# WHAT IS NEEDED
Copy the records below exactly, omitting any pictures they contain.

□ □ □ □ □

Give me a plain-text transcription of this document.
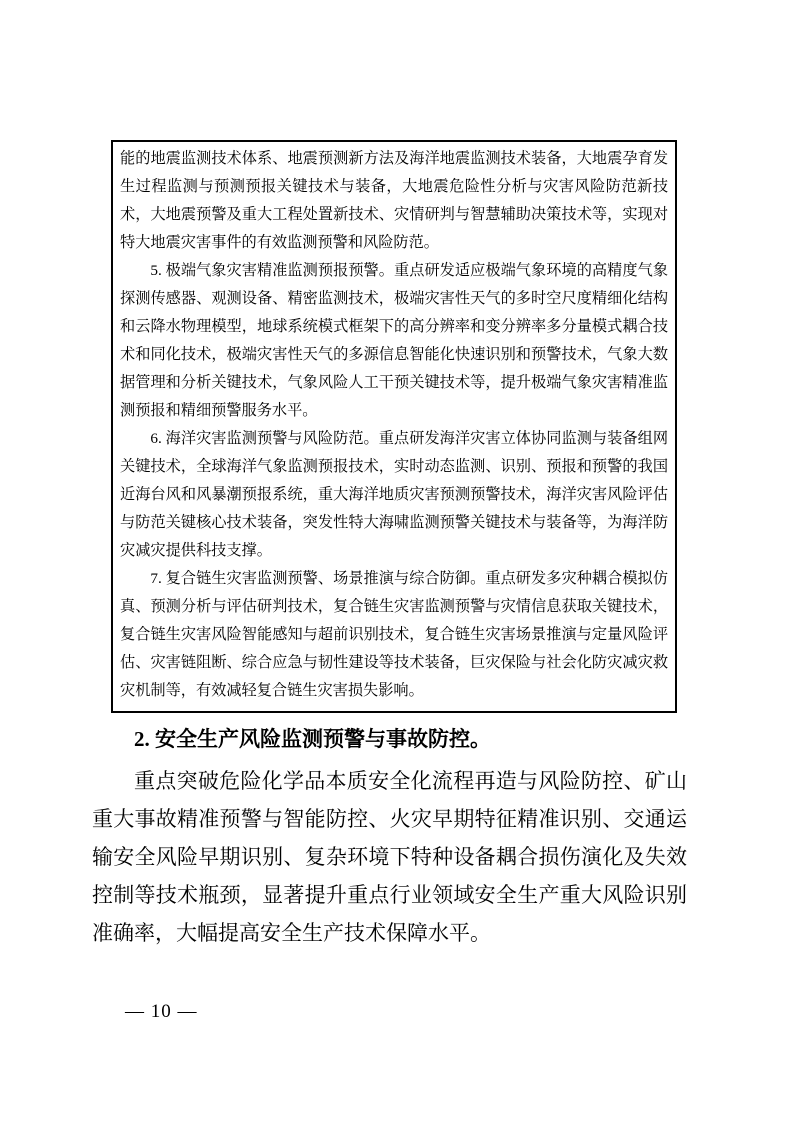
能的地震监测技术体系、地震预测新方法及海洋地震监测技术装备，大地震孕育发生过程监测与预测预报关键技术与装备，大地震危险性分析与灾害风险防范新技术，大地震预警及重大工程处置新技术、灾情研判与智慧辅助决策技术等，实现对特大地震灾害事件的有效监测预警和风险防范。

5. 极端气象灾害精准监测预报预警。重点研发适应极端气象环境的高精度气象探测传感器、观测设备、精密监测技术，极端灾害性天气的多时空尺度精细化结构和云降水物理模型，地球系统模式框架下的高分辨率和变分辨率多分量模式耦合技术和同化技术，极端灾害性天气的多源信息智能化快速识别和预警技术，气象大数据管理和分析关键技术，气象风险人工干预关键技术等，提升极端气象灾害精准监测预报和精细预警服务水平。

6. 海洋灾害监测预警与风险防范。重点研发海洋灾害立体协同监测与装备组网关键技术，全球海洋气象监测预报技术，实时动态监测、识别、预报和预警的我国近海台风和风暴潮预报系统，重大海洋地质灾害预测预警技术，海洋灾害风险评估与防范关键核心技术装备，突发性特大海啸监测预警关键技术与装备等，为海洋防灾减灾提供科技支撑。

7. 复合链生灾害监测预警、场景推演与综合防御。重点研发多灾种耦合模拟仿真、预测分析与评估研判技术，复合链生灾害监测预警与灾情信息获取关键技术，复合链生灾害风险智能感知与超前识别技术，复合链生灾害场景推演与定量风险评估、灾害链阻断、综合应急与韧性建设等技术装备，巨灾保险与社会化防灾减灾救灾机制等，有效减轻复合链生灾害损失影响。

2. 安全生产风险监测预警与事故防控。
重点突破危险化学品本质安全化流程再造与风险防控、矿山重大事故精准预警与智能防控、火灾早期特征精准识别、交通运输安全风险早期识别、复杂环境下特种设备耦合损伤演化及失效控制等技术瓶颈，显著提升重点行业领域安全生产重大风险识别准确率，大幅提高安全生产技术保障水平。
— 10 —
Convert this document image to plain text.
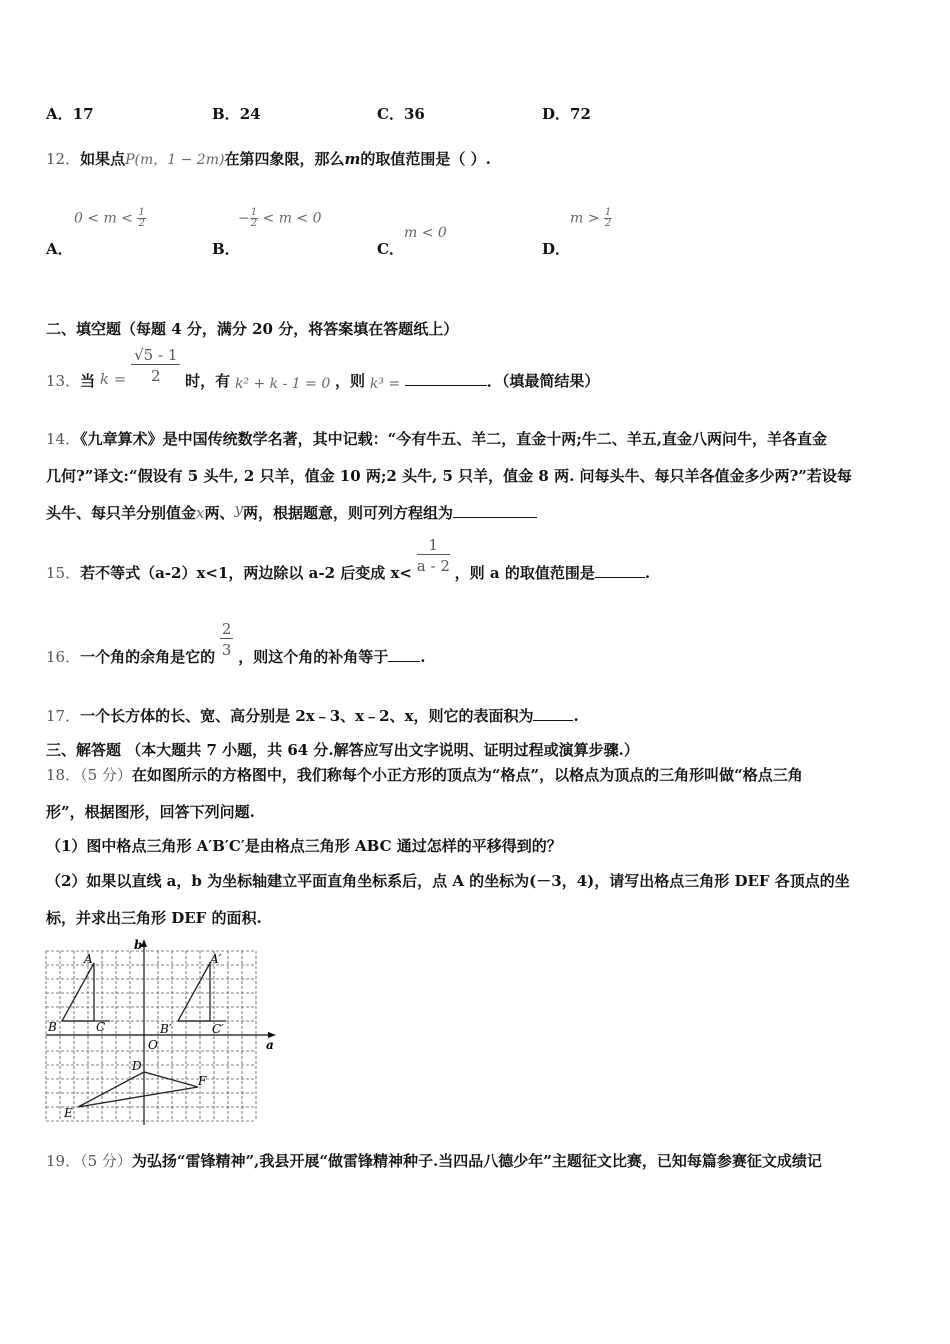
A．17	B．24	C．36	D．72
12．如果点P(m，1 − 2m)在第四象限，那么m的取值范围是（ ）.
A．
$0 < m < \frac{1}{2}$
B．
− $\frac{1}{2} < m < 0$
C．
m < 0
D．
$m > \frac{1}{2}$
二、填空题（每题 4 分，满分 20 分，将答案填在答题纸上）
13．当 $k = \frac{√5 - 1}{2}$ 时，有 k² + k - 1 = 0 ，则 k³ =	．（填最简结果）
14．《九章算术》是中国传统数学名著，其中记载：“今有牛五、羊二，直金十两;牛二、羊五,直金八两问牛，羊各直金
几何?”译文:“假设有 5 头牛, 2 只羊，值金 10 两;2 头牛, 5 只羊，值金 8 两. 问每头牛、每只羊各值金多少两?”若设每
头牛、每只羊分别值金x两、y两，根据题意，则可列方程组为
15．若不等式（a-2）x<1，两边除以 a-2 后变成 $x< \frac{1}{a - 2}$ ，则 a 的取值范围是	.
16．一个角的余角是它的 $\frac{2}{3}$ ，则这个角的补角等于 .
17．一个长方体的长、宽、高分别是 2x﹣3、x﹣2、x，则它的表面积为	.
三、解答题 （本大题共 7 小题，共 64 分.解答应写出文字说明、证明过程或演算步骤.）
18．（5 分）在如图所示的方格图中，我们称每个小正方形的顶点为“格点”，以格点为顶点的三角形叫做“格点三角
形”，根据图形，回答下列问题.
（1）图中格点三角形 A′B′C′是由格点三角形 ABC 通过怎样的平移得到的？
（2）如果以直线 a，b 为坐标轴建立平面直角坐标系后，点 A 的坐标为(－3，4)，请写出格点三角形 DEF 各顶点的坐
标，并求出三角形 DEF 的面积.
a
b
O
A
B	C
A′
B′	C′
D
E
F
19．（5 分）为弘扬“雷锋精神”,我县开展“做雷锋精神种子.当四品八德少年”主题征文比赛，已知每篇参赛征文成绩记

□ □ □ □ □

# WRITTEN ANSWER
Give me a plain-text transcription of this document.
能的地震监测技术体系、地震预测新方法及海洋地震监测技术装备，大地震孕育发生过程监测与预测预报关键技术与装备，大地震危险性分析与灾害风险防范新技术，大地震预警及重大工程处置新技术、灾情研判与智慧辅助决策技术等，实现对特大地震灾害事件的有效监测预警和风险防范。

5. 极端气象灾害精准监测预报预警。重点研发适应极端气象环境的高精度气象探测传感器、观测设备、精密监测技术，极端灾害性天气的多时空尺度精细化结构和云降水物理模型，地球系统模式框架下的高分辨率和变分辨率多分量模式耦合技术和同化技术，极端灾害性天气的多源信息智能化快速识别和预警技术，气象大数据管理和分析关键技术，气象风险人工干预关键技术等，提升极端气象灾害精准监测预报和精细预警服务水平。

6. 海洋灾害监测预警与风险防范。重点研发海洋灾害立体协同监测与装备组网关键技术，全球海洋气象监测预报技术，实时动态监测、识别、预报和预警的我国近海台风和风暴潮预报系统，重大海洋地质灾害预测预警技术，海洋灾害风险评估与防范关键核心技术装备，突发性特大海啸监测预警关键技术与装备等，为海洋防灾减灾提供科技支撑。

7. 复合链生灾害监测预警、场景推演与综合防御。重点研发多灾种耦合模拟仿真、预测分析与评估研判技术，复合链生灾害监测预警与灾情信息获取关键技术，复合链生灾害风险智能感知与超前识别技术，复合链生灾害场景推演与定量风险评估、灾害链阻断、综合应急与韧性建设等技术装备，巨灾保险与社会化防灾减灾救灾机制等，有效减轻复合链生灾害损失影响。

2. 安全生产风险监测预警与事故防控。
重点突破危险化学品本质安全化流程再造与风险防控、矿山重大事故精准预警与智能防控、火灾早期特征精准识别、交通运输安全风险早期识别、复杂环境下特种设备耦合损伤演化及失效控制等技术瓶颈，显著提升重点行业领域安全生产重大风险识别准确率，大幅提高安全生产技术保障水平。
— 10 —
Convert this document image to plain text.
A．17	B．24	C．36	D．72
12．如果点P(m，1 − 2m)在第四象限，那么m的取值范围是（ ）.
A．
$0 < m < \frac{1}{2}$
B．
− $\frac{1}{2} < m < 0$
C．
m < 0
D．
$m > \frac{1}{2}$
二、填空题（每题 4 分，满分 20 分，将答案填在答题纸上）
13．当 $k = \frac{√5 - 1}{2}$ 时，有 k² + k - 1 = 0 ，则 k³ =	．（填最简结果）
14．《九章算术》是中国传统数学名著，其中记载：“今有牛五、羊二，直金十两;牛二、羊五,直金八两问牛，羊各直金
几何?”译文:“假设有 5 头牛, 2 只羊，值金 10 两;2 头牛, 5 只羊，值金 8 两. 问每头牛、每只羊各值金多少两?”若设每
头牛、每只羊分别值金x两、y两，根据题意，则可列方程组为
15．若不等式（a-2）x<1，两边除以 a-2 后变成 $x< \frac{1}{a - 2}$ ，则 a 的取值范围是	.
16．一个角的余角是它的 $\frac{2}{3}$ ，则这个角的补角等于 .
17．一个长方体的长、宽、高分别是 2x﹣3、x﹣2、x，则它的表面积为	.
三、解答题 （本大题共 7 小题，共 64 分.解答应写出文字说明、证明过程或演算步骤.）
18．（5 分）在如图所示的方格图中，我们称每个小正方形的顶点为“格点”，以格点为顶点的三角形叫做“格点三角
形”，根据图形，回答下列问题.
（1）图中格点三角形 A′B′C′是由格点三角形 ABC 通过怎样的平移得到的？
（2）如果以直线 a，b 为坐标轴建立平面直角坐标系后，点 A 的坐标为(－3，4)，请写出格点三角形 DEF 各顶点的坐
标，并求出三角形 DEF 的面积.
a
b
O
A
B	C
A′
B′	C′
D
E
F
19．（5 分）为弘扬“雷锋精神”,我县开展“做雷锋精神种子.当四品八德少年”主题征文比赛，已知每篇参赛征文成绩记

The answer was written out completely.